Rows from a figure dataset =>
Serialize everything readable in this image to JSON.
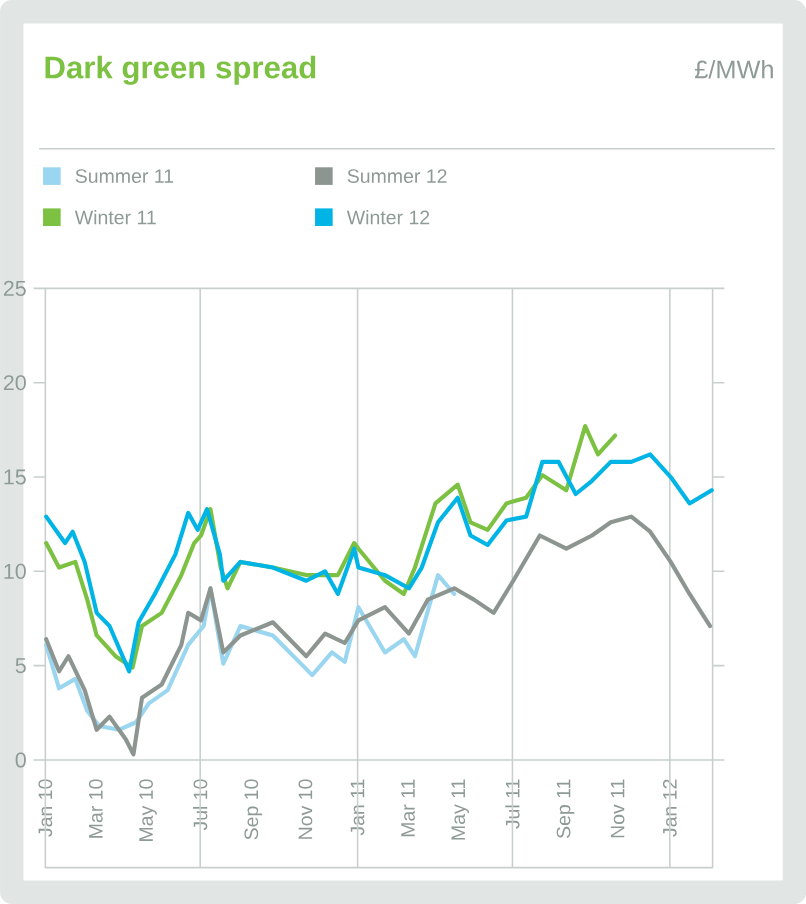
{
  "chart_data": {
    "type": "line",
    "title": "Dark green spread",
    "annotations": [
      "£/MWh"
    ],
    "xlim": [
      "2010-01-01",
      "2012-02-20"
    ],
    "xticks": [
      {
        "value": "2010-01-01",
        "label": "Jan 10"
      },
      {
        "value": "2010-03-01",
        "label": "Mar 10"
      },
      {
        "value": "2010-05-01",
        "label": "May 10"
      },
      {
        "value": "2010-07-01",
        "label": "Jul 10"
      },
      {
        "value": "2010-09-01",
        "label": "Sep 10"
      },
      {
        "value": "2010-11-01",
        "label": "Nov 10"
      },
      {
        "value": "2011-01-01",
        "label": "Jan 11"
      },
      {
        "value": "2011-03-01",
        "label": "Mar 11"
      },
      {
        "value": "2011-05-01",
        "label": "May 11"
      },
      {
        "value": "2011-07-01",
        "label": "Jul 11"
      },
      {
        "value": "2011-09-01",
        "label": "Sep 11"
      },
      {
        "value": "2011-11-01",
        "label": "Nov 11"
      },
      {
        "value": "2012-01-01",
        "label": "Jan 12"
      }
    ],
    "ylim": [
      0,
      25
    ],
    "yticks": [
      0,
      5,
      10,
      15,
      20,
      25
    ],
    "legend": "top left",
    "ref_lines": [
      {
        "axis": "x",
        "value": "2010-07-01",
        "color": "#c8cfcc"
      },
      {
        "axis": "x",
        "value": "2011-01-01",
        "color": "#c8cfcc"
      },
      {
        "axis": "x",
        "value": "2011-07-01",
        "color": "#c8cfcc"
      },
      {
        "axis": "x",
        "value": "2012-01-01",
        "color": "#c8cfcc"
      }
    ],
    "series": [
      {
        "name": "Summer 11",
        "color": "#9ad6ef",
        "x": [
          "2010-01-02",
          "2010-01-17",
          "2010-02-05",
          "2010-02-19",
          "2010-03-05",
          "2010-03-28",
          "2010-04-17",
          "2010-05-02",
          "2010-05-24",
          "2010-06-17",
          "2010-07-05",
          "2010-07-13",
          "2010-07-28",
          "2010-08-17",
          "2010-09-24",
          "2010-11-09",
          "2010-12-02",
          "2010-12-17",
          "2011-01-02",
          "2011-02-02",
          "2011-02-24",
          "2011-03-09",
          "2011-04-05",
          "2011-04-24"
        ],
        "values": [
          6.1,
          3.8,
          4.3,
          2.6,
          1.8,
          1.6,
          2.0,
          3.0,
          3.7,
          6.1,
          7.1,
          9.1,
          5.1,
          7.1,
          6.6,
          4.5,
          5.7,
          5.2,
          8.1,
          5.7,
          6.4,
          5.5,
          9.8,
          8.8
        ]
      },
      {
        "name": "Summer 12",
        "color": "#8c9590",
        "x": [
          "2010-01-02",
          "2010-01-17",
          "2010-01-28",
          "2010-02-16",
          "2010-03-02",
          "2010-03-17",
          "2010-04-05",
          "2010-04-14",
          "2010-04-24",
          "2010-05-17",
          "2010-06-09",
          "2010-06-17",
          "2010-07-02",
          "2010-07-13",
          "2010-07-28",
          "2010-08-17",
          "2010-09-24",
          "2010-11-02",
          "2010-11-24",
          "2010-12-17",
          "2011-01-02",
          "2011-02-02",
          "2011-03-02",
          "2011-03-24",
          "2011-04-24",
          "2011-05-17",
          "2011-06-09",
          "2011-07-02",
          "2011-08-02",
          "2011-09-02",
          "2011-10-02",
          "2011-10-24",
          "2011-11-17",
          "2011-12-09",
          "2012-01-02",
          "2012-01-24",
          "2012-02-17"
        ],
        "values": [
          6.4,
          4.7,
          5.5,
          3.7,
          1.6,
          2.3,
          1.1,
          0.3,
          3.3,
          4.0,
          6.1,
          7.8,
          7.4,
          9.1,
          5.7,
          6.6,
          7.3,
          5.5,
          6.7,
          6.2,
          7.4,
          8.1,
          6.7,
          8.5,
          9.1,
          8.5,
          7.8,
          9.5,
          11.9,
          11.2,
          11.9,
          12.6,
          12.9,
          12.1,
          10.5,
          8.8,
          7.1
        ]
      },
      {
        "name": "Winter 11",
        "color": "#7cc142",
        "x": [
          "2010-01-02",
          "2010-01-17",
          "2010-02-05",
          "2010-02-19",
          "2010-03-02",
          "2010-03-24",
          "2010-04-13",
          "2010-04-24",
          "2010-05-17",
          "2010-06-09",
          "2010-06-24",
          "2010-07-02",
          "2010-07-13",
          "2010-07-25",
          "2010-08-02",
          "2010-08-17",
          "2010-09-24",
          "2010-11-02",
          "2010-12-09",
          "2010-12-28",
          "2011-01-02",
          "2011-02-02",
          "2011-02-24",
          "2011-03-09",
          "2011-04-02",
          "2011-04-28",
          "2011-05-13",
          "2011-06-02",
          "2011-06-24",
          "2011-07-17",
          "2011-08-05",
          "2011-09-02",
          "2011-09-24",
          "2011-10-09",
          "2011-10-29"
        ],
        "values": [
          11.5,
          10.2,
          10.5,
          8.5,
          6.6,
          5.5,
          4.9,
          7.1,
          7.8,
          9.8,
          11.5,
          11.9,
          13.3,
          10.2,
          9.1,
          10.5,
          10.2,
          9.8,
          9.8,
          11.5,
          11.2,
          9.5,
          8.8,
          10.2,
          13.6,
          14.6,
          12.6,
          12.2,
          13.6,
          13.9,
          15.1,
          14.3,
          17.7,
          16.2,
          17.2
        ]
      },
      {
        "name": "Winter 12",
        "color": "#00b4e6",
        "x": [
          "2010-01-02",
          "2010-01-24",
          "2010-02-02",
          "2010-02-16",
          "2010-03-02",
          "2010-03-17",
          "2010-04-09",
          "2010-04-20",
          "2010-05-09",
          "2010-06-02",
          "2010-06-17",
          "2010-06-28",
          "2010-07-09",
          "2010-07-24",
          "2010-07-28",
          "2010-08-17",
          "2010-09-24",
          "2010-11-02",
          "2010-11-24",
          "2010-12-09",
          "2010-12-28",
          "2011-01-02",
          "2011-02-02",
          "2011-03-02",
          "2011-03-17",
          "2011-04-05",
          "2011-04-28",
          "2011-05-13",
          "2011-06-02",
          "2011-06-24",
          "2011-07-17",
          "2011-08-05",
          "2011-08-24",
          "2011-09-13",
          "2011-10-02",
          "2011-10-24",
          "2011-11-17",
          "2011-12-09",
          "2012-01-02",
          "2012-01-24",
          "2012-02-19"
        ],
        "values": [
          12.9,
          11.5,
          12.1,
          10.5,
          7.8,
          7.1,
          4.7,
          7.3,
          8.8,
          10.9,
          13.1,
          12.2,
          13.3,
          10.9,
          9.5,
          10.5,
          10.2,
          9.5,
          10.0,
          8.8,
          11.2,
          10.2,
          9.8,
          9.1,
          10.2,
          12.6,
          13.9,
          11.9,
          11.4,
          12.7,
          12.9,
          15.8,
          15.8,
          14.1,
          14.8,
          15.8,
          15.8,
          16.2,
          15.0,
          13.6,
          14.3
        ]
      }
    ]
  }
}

Challenge => Repeat the records in full, exactly as they appear, without the pictures.

Solved exercise =>
Serialize everything readable in this image to JSON.
{
  "chart_data": {
    "type": "line",
    "title": "Dark green spread",
    "annotations": [
      "£/MWh"
    ],
    "xlim": [
      "2010-01-01",
      "2012-02-20"
    ],
    "xticks": [
      {
        "value": "2010-01-01",
        "label": "Jan 10"
      },
      {
        "value": "2010-03-01",
        "label": "Mar 10"
      },
      {
        "value": "2010-05-01",
        "label": "May 10"
      },
      {
        "value": "2010-07-01",
        "label": "Jul 10"
      },
      {
        "value": "2010-09-01",
        "label": "Sep 10"
      },
      {
        "value": "2010-11-01",
        "label": "Nov 10"
      },
      {
        "value": "2011-01-01",
        "label": "Jan 11"
      },
      {
        "value": "2011-03-01",
        "label": "Mar 11"
      },
      {
        "value": "2011-05-01",
        "label": "May 11"
      },
      {
        "value": "2011-07-01",
        "label": "Jul 11"
      },
      {
        "value": "2011-09-01",
        "label": "Sep 11"
      },
      {
        "value": "2011-11-01",
        "label": "Nov 11"
      },
      {
        "value": "2012-01-01",
        "label": "Jan 12"
      }
    ],
    "ylim": [
      0,
      25
    ],
    "yticks": [
      0,
      5,
      10,
      15,
      20,
      25
    ],
    "legend": "top left",
    "ref_lines": [
      {
        "axis": "x",
        "value": "2010-07-01",
        "color": "#c8cfcc"
      },
      {
        "axis": "x",
        "value": "2011-01-01",
        "color": "#c8cfcc"
      },
      {
        "axis": "x",
        "value": "2011-07-01",
        "color": "#c8cfcc"
      },
      {
        "axis": "x",
        "value": "2012-01-01",
        "color": "#c8cfcc"
      }
    ],
    "series": [
      {
        "name": "Summer 11",
        "color": "#9ad6ef",
        "x": [
          "2010-01-02",
          "2010-01-17",
          "2010-02-05",
          "2010-02-19",
          "2010-03-05",
          "2010-03-28",
          "2010-04-17",
          "2010-05-02",
          "2010-05-24",
          "2010-06-17",
          "2010-07-05",
          "2010-07-13",
          "2010-07-28",
          "2010-08-17",
          "2010-09-24",
          "2010-11-09",
          "2010-12-02",
          "2010-12-17",
          "2011-01-02",
          "2011-02-02",
          "2011-02-24",
          "2011-03-09",
          "2011-04-05",
          "2011-04-24"
        ],
        "values": [
          6.1,
          3.8,
          4.3,
          2.6,
          1.8,
          1.6,
          2.0,
          3.0,
          3.7,
          6.1,
          7.1,
          9.1,
          5.1,
          7.1,
          6.6,
          4.5,
          5.7,
          5.2,
          8.1,
          5.7,
          6.4,
          5.5,
          9.8,
          8.8
        ]
      },
      {
        "name": "Summer 12",
        "color": "#8c9590",
        "x": [
          "2010-01-02",
          "2010-01-17",
          "2010-01-28",
          "2010-02-16",
          "2010-03-02",
          "2010-03-17",
          "2010-04-05",
          "2010-04-14",
          "2010-04-24",
          "2010-05-17",
          "2010-06-09",
          "2010-06-17",
          "2010-07-02",
          "2010-07-13",
          "2010-07-28",
          "2010-08-17",
          "2010-09-24",
          "2010-11-02",
          "2010-11-24",
          "2010-12-17",
          "2011-01-02",
          "2011-02-02",
          "2011-03-02",
          "2011-03-24",
          "2011-04-24",
          "2011-05-17",
          "2011-06-09",
          "2011-07-02",
          "2011-08-02",
          "2011-09-02",
          "2011-10-02",
          "2011-10-24",
          "2011-11-17",
          "2011-12-09",
          "2012-01-02",
          "2012-01-24",
          "2012-02-17"
        ],
        "values": [
          6.4,
          4.7,
          5.5,
          3.7,
          1.6,
          2.3,
          1.1,
          0.3,
          3.3,
          4.0,
          6.1,
          7.8,
          7.4,
          9.1,
          5.7,
          6.6,
          7.3,
          5.5,
          6.7,
          6.2,
          7.4,
          8.1,
          6.7,
          8.5,
          9.1,
          8.5,
          7.8,
          9.5,
          11.9,
          11.2,
          11.9,
          12.6,
          12.9,
          12.1,
          10.5,
          8.8,
          7.1
        ]
      },
      {
        "name": "Winter 11",
        "color": "#7cc142",
        "x": [
          "2010-01-02",
          "2010-01-17",
          "2010-02-05",
          "2010-02-19",
          "2010-03-02",
          "2010-03-24",
          "2010-04-13",
          "2010-04-24",
          "2010-05-17",
          "2010-06-09",
          "2010-06-24",
          "2010-07-02",
          "2010-07-13",
          "2010-07-25",
          "2010-08-02",
          "2010-08-17",
          "2010-09-24",
          "2010-11-02",
          "2010-12-09",
          "2010-12-28",
          "2011-01-02",
          "2011-02-02",
          "2011-02-24",
          "2011-03-09",
          "2011-04-02",
          "2011-04-28",
          "2011-05-13",
          "2011-06-02",
          "2011-06-24",
          "2011-07-17",
          "2011-08-05",
          "2011-09-02",
          "2011-09-24",
          "2011-10-09",
          "2011-10-29"
        ],
        "values": [
          11.5,
          10.2,
          10.5,
          8.5,
          6.6,
          5.5,
          4.9,
          7.1,
          7.8,
          9.8,
          11.5,
          11.9,
          13.3,
          10.2,
          9.1,
          10.5,
          10.2,
          9.8,
          9.8,
          11.5,
          11.2,
          9.5,
          8.8,
          10.2,
          13.6,
          14.6,
          12.6,
          12.2,
          13.6,
          13.9,
          15.1,
          14.3,
          17.7,
          16.2,
          17.2
        ]
      },
      {
        "name": "Winter 12",
        "color": "#00b4e6",
        "x": [
          "2010-01-02",
          "2010-01-24",
          "2010-02-02",
          "2010-02-16",
          "2010-03-02",
          "2010-03-17",
          "2010-04-09",
          "2010-04-20",
          "2010-05-09",
          "2010-06-02",
          "2010-06-17",
          "2010-06-28",
          "2010-07-09",
          "2010-07-24",
          "2010-07-28",
          "2010-08-17",
          "2010-09-24",
          "2010-11-02",
          "2010-11-24",
          "2010-12-09",
          "2010-12-28",
          "2011-01-02",
          "2011-02-02",
          "2011-03-02",
          "2011-03-17",
          "2011-04-05",
          "2011-04-28",
          "2011-05-13",
          "2011-06-02",
          "2011-06-24",
          "2011-07-17",
          "2011-08-05",
          "2011-08-24",
          "2011-09-13",
          "2011-10-02",
          "2011-10-24",
          "2011-11-17",
          "2011-12-09",
          "2012-01-02",
          "2012-01-24",
          "2012-02-19"
        ],
        "values": [
          12.9,
          11.5,
          12.1,
          10.5,
          7.8,
          7.1,
          4.7,
          7.3,
          8.8,
          10.9,
          13.1,
          12.2,
          13.3,
          10.9,
          9.5,
          10.5,
          10.2,
          9.5,
          10.0,
          8.8,
          11.2,
          10.2,
          9.8,
          9.1,
          10.2,
          12.6,
          13.9,
          11.9,
          11.4,
          12.7,
          12.9,
          15.8,
          15.8,
          14.1,
          14.8,
          15.8,
          15.8,
          16.2,
          15.0,
          13.6,
          14.3
        ]
      }
    ]
  }
}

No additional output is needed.